- _Record extracts_
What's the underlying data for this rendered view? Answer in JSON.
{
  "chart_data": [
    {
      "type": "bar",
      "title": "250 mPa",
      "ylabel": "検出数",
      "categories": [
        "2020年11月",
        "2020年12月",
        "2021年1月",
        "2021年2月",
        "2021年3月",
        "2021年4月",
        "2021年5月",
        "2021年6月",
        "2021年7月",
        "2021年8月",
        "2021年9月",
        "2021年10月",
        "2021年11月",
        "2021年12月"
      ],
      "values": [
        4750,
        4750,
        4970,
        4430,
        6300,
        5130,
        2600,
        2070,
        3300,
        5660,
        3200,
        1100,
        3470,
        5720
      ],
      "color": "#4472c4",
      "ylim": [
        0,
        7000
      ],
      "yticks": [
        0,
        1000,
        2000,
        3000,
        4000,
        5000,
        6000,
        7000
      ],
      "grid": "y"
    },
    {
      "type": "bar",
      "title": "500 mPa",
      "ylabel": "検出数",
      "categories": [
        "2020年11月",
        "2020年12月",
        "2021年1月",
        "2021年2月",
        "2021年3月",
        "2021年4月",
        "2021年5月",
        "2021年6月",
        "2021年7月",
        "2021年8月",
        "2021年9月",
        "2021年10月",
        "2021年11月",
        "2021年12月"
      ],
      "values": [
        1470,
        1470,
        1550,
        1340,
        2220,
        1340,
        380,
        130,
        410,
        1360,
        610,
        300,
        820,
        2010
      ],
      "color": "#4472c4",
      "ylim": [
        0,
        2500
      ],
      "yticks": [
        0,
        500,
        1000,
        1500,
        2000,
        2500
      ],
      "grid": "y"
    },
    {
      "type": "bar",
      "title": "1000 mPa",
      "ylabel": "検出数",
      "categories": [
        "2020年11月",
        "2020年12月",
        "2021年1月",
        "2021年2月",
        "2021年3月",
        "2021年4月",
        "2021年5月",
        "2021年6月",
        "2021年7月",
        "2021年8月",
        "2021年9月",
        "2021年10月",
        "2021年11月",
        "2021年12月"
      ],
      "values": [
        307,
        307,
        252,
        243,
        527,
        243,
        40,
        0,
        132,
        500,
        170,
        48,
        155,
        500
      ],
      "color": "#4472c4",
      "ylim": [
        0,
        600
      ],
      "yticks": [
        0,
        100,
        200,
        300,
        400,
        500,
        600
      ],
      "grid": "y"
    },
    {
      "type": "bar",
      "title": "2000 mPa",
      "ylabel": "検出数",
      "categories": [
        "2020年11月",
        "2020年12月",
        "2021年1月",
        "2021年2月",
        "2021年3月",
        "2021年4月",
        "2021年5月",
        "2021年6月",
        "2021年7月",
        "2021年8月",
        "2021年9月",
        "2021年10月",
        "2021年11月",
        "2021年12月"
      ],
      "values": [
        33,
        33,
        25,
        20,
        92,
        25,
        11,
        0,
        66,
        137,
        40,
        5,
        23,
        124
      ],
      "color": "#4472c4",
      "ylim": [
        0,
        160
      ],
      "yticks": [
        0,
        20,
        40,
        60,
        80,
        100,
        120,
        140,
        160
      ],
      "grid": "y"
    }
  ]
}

- _Directive_
Return every line of the material exactly.

- _Answer for the task_
What's the underlying data for this rendered view? Answer in JSON.
{
  "chart_data": [
    {
      "type": "bar",
      "title": "250 mPa",
      "ylabel": "検出数",
      "categories": [
        "2020年11月",
        "2020年12月",
        "2021年1月",
        "2021年2月",
        "2021年3月",
        "2021年4月",
        "2021年5月",
        "2021年6月",
        "2021年7月",
        "2021年8月",
        "2021年9月",
        "2021年10月",
        "2021年11月",
        "2021年12月"
      ],
      "values": [
        4750,
        4750,
        4970,
        4430,
        6300,
        5130,
        2600,
        2070,
        3300,
        5660,
        3200,
        1100,
        3470,
        5720
      ],
      "color": "#4472c4",
      "ylim": [
        0,
        7000
      ],
      "yticks": [
        0,
        1000,
        2000,
        3000,
        4000,
        5000,
        6000,
        7000
      ],
      "grid": "y"
    },
    {
      "type": "bar",
      "title": "500 mPa",
      "ylabel": "検出数",
      "categories": [
        "2020年11月",
        "2020年12月",
        "2021年1月",
        "2021年2月",
        "2021年3月",
        "2021年4月",
        "2021年5月",
        "2021年6月",
        "2021年7月",
        "2021年8月",
        "2021年9月",
        "2021年10月",
        "2021年11月",
        "2021年12月"
      ],
      "values": [
        1470,
        1470,
        1550,
        1340,
        2220,
        1340,
        380,
        130,
        410,
        1360,
        610,
        300,
        820,
        2010
      ],
      "color": "#4472c4",
      "ylim": [
        0,
        2500
      ],
      "yticks": [
        0,
        500,
        1000,
        1500,
        2000,
        2500
      ],
      "grid": "y"
    },
    {
      "type": "bar",
      "title": "1000 mPa",
      "ylabel": "検出数",
      "categories": [
        "2020年11月",
        "2020年12月",
        "2021年1月",
        "2021年2月",
        "2021年3月",
        "2021年4月",
        "2021年5月",
        "2021年6月",
        "2021年7月",
        "2021年8月",
        "2021年9月",
        "2021年10月",
        "2021年11月",
        "2021年12月"
      ],
      "values": [
        307,
        307,
        252,
        243,
        527,
        243,
        40,
        0,
        132,
        500,
        170,
        48,
        155,
        500
      ],
      "color": "#4472c4",
      "ylim": [
        0,
        600
      ],
      "yticks": [
        0,
        100,
        200,
        300,
        400,
        500,
        600
      ],
      "grid": "y"
    },
    {
      "type": "bar",
      "title": "2000 mPa",
      "ylabel": "検出数",
      "categories": [
        "2020年11月",
        "2020年12月",
        "2021年1月",
        "2021年2月",
        "2021年3月",
        "2021年4月",
        "2021年5月",
        "2021年6月",
        "2021年7月",
        "2021年8月",
        "2021年9月",
        "2021年10月",
        "2021年11月",
        "2021年12月"
      ],
      "values": [
        33,
        33,
        25,
        20,
        92,
        25,
        11,
        0,
        66,
        137,
        40,
        5,
        23,
        124
      ],
      "color": "#4472c4",
      "ylim": [
        0,
        160
      ],
      "yticks": [
        0,
        20,
        40,
        60,
        80,
        100,
        120,
        140,
        160
      ],
      "grid": "y"
    }
  ]
}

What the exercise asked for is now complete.